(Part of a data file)
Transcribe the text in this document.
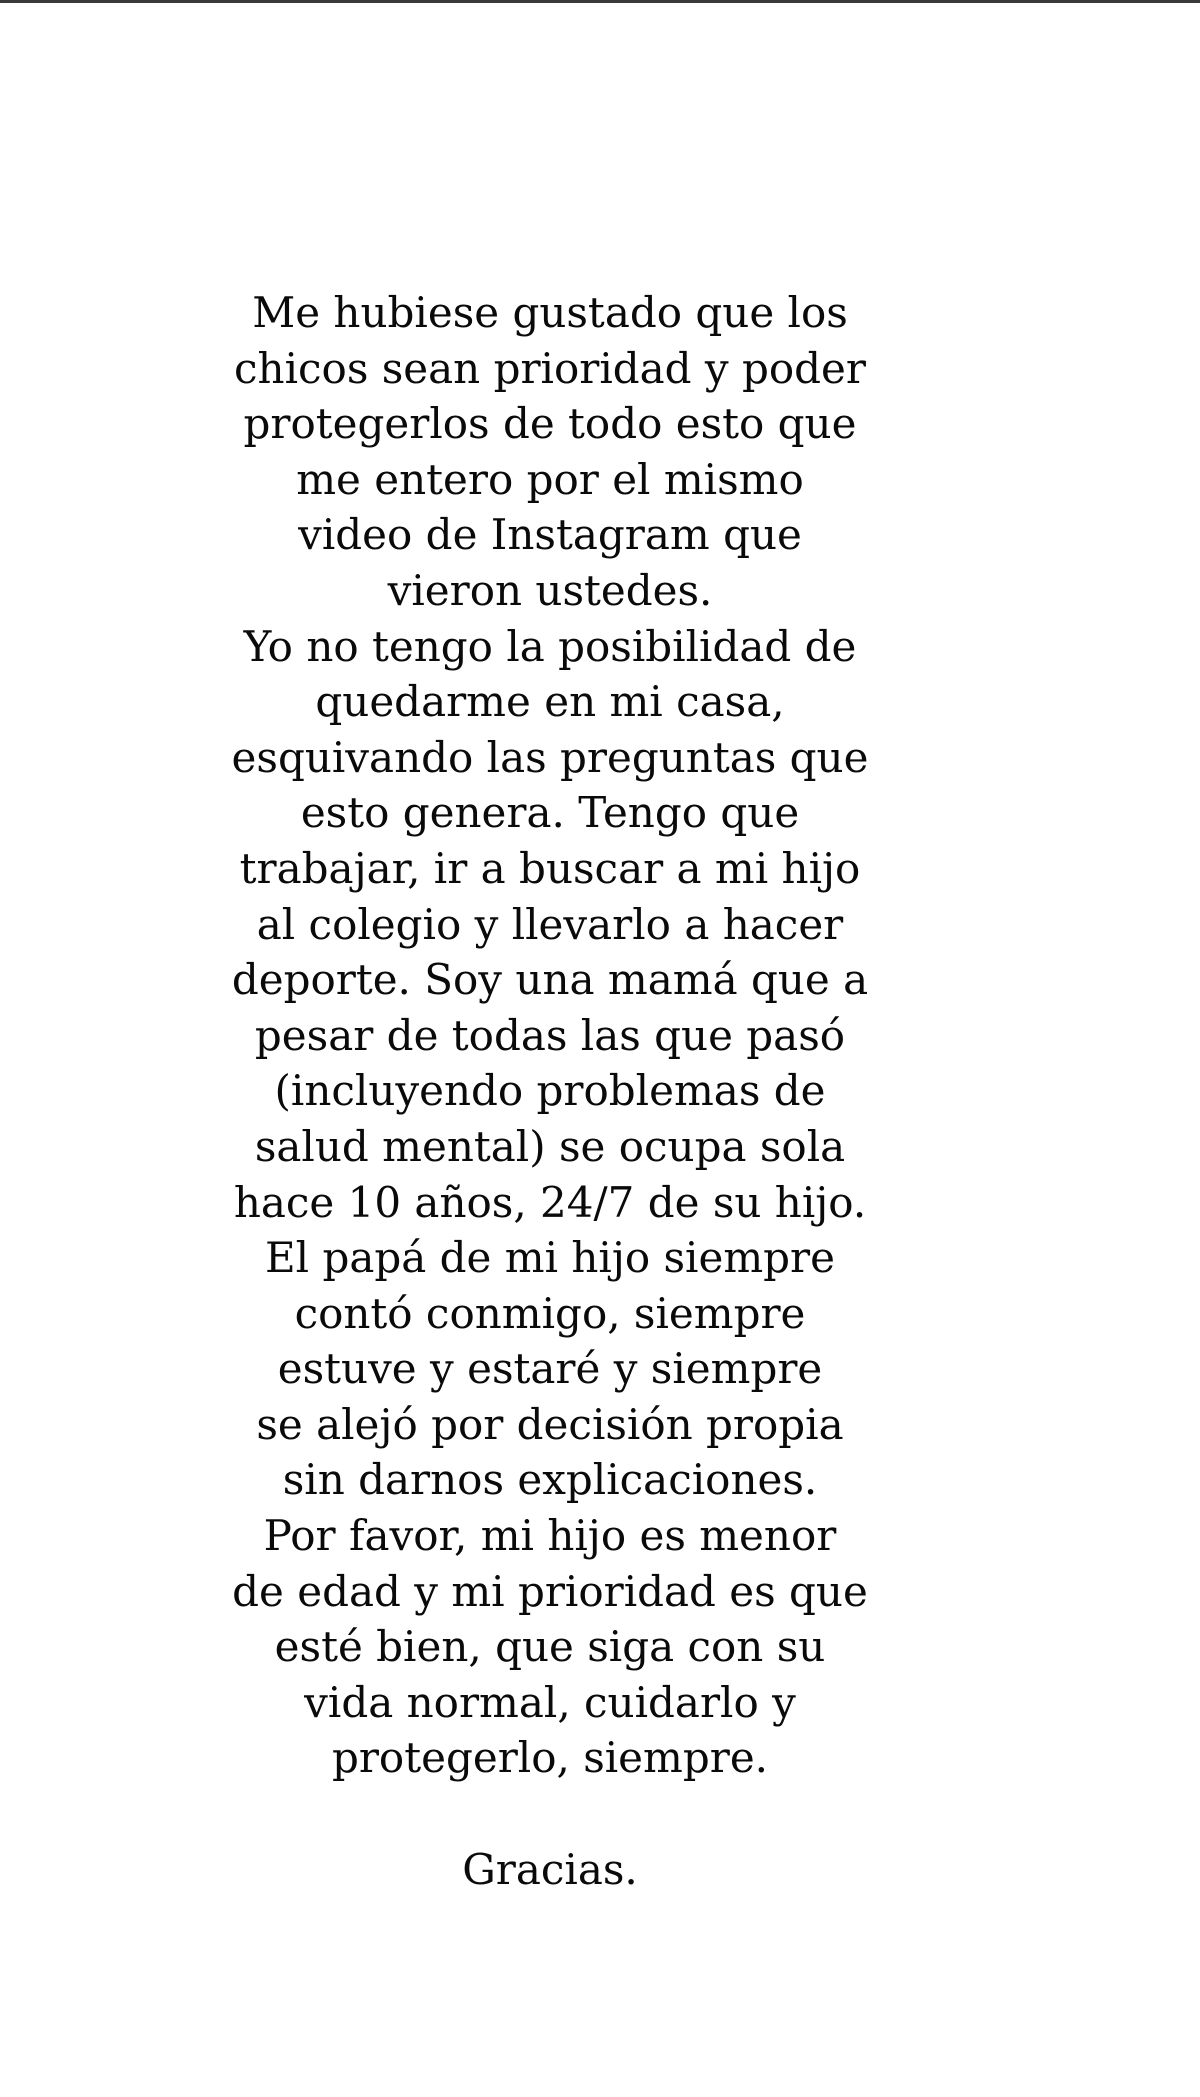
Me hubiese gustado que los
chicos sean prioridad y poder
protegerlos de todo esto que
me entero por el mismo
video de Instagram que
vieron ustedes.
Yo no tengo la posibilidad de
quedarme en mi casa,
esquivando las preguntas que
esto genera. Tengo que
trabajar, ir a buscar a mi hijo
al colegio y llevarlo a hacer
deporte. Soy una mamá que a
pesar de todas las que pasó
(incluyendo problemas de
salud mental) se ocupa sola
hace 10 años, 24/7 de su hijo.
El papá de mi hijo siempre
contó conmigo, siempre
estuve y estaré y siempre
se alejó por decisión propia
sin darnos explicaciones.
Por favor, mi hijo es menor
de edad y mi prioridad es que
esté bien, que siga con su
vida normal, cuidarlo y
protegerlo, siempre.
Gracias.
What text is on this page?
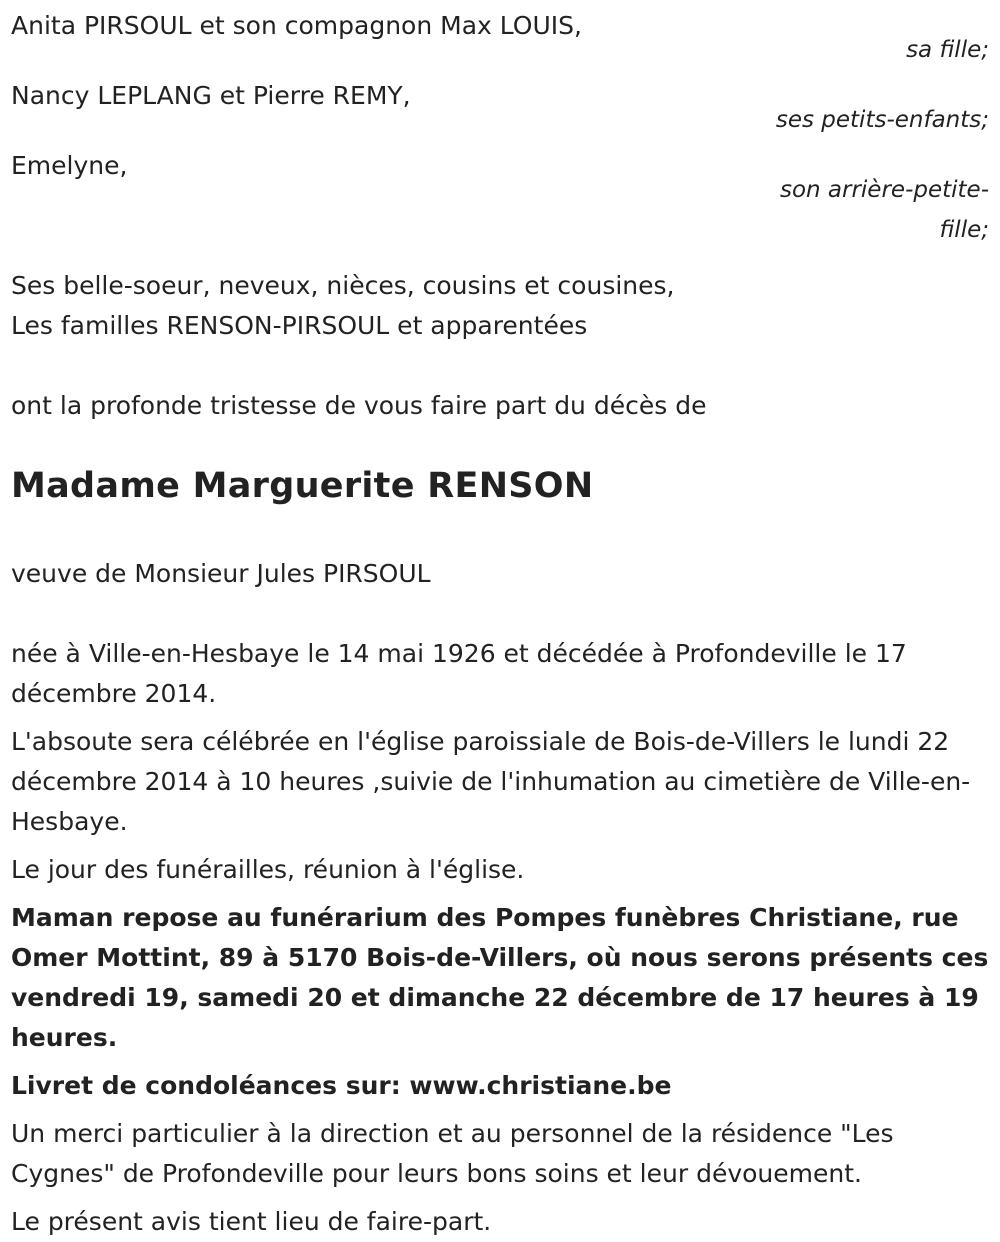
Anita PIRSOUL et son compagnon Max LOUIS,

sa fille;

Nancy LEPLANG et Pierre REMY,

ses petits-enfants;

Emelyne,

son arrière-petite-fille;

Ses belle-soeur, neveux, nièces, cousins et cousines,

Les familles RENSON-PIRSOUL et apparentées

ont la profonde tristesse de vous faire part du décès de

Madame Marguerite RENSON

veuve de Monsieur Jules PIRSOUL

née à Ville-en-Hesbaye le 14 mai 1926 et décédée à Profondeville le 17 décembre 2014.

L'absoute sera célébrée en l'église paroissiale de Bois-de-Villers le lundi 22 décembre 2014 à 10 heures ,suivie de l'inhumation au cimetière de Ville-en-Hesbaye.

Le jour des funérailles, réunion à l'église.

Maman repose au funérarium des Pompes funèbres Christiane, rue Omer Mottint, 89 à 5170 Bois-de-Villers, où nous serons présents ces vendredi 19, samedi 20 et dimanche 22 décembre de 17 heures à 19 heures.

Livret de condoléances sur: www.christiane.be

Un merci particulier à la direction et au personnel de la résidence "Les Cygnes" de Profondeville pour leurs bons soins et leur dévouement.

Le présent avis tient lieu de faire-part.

Written request >>
Extract every line of the records above that contains the word "hijo".

Output of the exercise >>
trabajar, ir a buscar a mi hijo
hace 10 años, 24/7 de su hijo.
El papá de mi hijo siempre
Por favor, mi hijo es menor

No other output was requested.